TASK DIRECTIONS: Select all lines in the records that include "variable".

[Source data]
— start —
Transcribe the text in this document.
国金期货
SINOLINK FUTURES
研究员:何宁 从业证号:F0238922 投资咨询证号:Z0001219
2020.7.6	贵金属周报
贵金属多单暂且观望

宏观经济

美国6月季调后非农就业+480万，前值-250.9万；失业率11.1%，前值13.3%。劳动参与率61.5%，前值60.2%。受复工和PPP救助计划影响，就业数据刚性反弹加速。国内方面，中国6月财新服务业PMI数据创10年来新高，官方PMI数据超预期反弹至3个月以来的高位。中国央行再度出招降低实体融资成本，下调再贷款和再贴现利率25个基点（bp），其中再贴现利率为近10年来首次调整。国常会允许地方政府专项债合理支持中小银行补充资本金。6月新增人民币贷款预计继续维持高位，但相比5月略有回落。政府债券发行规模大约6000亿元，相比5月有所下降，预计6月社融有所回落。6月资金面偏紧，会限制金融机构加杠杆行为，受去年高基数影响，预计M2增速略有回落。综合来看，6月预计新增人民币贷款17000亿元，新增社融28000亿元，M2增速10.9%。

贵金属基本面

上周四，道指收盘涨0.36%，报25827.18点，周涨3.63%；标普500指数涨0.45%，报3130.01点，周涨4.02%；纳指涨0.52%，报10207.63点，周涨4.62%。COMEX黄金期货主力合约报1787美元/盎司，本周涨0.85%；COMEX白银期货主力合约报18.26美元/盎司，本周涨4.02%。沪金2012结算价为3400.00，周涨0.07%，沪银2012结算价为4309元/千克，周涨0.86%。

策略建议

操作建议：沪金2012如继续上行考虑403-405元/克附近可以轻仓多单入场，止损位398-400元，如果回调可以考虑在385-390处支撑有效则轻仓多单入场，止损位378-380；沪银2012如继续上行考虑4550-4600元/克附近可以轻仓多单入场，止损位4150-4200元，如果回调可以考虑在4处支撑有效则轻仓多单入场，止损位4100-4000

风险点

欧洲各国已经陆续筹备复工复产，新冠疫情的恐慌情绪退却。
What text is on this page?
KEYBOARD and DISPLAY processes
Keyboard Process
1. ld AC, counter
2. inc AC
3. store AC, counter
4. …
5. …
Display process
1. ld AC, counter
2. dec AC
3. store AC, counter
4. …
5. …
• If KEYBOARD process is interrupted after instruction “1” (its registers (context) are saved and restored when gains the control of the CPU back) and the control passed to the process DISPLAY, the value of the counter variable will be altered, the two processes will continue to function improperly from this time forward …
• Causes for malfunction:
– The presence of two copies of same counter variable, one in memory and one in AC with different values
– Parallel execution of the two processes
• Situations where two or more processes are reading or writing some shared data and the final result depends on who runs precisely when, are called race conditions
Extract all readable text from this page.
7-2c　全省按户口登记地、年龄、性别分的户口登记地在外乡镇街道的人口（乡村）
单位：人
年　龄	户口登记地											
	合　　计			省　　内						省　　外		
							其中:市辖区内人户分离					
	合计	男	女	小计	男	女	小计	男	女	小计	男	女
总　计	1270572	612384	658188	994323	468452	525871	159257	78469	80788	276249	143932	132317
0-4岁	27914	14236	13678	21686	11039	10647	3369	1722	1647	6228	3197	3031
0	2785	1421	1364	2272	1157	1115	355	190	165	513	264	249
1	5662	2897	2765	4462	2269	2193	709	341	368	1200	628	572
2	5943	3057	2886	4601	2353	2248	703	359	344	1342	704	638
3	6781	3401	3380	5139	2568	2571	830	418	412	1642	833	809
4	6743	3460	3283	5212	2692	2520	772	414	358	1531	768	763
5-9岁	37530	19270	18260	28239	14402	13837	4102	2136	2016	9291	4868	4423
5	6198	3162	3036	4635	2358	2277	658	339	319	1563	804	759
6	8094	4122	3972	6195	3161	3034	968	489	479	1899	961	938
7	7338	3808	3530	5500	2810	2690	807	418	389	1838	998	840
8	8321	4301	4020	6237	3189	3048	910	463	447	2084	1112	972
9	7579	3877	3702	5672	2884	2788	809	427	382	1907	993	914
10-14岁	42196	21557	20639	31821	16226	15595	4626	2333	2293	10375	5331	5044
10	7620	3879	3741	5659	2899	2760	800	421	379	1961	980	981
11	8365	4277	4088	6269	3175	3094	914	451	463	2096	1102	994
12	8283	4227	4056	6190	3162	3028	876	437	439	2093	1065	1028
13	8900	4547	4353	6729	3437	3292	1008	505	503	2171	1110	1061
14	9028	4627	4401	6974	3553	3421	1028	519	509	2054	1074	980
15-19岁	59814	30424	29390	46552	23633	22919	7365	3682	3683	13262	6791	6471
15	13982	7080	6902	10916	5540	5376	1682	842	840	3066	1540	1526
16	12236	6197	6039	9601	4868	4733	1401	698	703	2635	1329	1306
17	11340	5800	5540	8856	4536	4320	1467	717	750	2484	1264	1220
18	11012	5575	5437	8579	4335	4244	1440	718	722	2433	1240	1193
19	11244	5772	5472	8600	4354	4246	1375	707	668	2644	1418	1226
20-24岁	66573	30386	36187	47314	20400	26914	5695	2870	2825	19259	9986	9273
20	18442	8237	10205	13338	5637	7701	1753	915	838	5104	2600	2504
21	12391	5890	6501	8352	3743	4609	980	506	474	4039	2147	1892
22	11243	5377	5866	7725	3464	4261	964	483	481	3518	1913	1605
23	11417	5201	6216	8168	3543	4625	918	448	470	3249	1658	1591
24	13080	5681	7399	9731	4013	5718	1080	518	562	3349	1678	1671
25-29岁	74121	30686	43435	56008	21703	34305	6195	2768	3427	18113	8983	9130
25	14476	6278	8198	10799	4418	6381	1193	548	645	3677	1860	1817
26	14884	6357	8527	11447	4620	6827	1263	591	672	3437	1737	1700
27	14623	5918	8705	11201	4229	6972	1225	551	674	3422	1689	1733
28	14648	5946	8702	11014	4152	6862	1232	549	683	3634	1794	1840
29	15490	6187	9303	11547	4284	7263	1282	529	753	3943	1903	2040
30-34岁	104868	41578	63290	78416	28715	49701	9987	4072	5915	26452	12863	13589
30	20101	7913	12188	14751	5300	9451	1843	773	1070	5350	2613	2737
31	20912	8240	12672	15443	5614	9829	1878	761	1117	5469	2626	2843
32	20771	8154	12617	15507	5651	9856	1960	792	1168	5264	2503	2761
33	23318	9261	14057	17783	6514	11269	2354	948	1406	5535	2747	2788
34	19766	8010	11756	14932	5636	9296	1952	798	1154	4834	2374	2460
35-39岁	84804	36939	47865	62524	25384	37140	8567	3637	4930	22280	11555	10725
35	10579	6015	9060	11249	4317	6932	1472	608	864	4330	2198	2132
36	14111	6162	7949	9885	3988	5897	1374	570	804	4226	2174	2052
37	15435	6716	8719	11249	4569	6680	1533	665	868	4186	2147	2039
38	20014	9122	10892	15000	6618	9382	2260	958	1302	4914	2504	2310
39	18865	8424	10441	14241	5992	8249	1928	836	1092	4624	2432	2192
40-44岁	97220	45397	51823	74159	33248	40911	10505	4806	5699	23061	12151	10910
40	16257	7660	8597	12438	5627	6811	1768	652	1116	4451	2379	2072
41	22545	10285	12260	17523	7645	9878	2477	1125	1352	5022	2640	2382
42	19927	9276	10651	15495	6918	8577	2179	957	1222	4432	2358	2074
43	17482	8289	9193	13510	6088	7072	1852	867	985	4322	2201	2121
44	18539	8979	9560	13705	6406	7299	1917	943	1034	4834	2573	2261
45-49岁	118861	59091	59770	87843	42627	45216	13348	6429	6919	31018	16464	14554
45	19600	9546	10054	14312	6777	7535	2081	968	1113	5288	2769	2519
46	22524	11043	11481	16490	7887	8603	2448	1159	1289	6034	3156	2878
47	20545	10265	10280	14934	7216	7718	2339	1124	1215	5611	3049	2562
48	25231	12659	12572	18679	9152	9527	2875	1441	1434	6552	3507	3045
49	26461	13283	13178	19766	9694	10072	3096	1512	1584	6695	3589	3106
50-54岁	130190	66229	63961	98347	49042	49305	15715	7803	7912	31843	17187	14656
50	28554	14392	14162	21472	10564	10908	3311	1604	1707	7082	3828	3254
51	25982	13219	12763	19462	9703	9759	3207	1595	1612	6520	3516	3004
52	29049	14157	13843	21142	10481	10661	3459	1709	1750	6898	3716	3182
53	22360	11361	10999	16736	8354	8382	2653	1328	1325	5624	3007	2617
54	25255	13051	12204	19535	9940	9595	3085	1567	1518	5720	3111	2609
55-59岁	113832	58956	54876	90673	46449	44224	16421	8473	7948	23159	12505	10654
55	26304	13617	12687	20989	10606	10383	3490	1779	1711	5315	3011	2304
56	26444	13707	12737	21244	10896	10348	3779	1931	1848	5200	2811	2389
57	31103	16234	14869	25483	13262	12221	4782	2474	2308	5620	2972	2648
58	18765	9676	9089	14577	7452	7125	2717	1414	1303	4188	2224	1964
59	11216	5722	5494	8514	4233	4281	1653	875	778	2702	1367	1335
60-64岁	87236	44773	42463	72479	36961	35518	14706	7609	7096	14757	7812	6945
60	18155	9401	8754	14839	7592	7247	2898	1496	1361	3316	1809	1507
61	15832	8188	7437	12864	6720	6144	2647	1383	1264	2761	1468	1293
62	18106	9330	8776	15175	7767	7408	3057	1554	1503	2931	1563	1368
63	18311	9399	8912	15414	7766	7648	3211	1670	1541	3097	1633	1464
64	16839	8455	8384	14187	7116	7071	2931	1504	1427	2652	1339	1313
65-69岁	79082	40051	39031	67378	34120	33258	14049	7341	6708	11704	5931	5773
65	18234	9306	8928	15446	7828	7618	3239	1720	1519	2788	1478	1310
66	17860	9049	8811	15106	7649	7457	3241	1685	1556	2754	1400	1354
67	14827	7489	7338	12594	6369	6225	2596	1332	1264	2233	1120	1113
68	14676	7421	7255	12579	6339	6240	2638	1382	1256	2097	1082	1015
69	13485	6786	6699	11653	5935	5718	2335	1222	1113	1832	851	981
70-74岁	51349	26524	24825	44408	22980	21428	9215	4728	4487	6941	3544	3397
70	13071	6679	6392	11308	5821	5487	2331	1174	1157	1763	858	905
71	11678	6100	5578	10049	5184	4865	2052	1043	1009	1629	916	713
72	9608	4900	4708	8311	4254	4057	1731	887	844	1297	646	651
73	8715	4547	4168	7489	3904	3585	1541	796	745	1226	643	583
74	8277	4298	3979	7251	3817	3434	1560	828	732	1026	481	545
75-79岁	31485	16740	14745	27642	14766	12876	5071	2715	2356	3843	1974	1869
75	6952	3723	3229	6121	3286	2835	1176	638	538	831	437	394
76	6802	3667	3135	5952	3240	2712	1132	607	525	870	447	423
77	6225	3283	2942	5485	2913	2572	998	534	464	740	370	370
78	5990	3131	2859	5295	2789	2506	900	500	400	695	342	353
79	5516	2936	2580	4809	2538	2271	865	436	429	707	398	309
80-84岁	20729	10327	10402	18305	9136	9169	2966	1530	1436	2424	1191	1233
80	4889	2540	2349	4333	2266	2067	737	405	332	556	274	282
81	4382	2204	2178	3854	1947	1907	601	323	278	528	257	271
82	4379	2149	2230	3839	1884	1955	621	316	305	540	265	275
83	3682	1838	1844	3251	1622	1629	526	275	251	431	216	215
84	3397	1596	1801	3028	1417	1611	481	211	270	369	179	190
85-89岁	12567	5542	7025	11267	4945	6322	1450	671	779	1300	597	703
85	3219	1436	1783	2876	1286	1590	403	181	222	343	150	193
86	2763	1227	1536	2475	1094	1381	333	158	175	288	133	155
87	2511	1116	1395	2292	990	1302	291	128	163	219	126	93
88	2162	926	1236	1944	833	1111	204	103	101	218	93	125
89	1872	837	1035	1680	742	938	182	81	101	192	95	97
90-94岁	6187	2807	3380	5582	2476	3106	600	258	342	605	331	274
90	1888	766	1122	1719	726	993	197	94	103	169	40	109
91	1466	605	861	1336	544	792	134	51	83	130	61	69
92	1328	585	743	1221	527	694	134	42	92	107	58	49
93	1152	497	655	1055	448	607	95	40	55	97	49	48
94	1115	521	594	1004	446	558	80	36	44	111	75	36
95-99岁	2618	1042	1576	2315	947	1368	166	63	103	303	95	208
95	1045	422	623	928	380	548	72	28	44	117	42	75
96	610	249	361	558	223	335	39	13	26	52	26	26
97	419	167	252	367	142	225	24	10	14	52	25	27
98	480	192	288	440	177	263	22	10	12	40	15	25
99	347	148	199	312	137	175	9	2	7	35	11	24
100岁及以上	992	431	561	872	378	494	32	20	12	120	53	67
— end —
TASK OUTPUT:
• If KEYBOARD process is interrupted after instruction “1” (its registers (context) are saved and restored when gains the control of the CPU back) and the control passed to the process DISPLAY, the value of the counter variable will be altered, the two processes will continue to function improperly from this time forward …
– The presence of two copies of same counter variable, one in memory and one in AC with different values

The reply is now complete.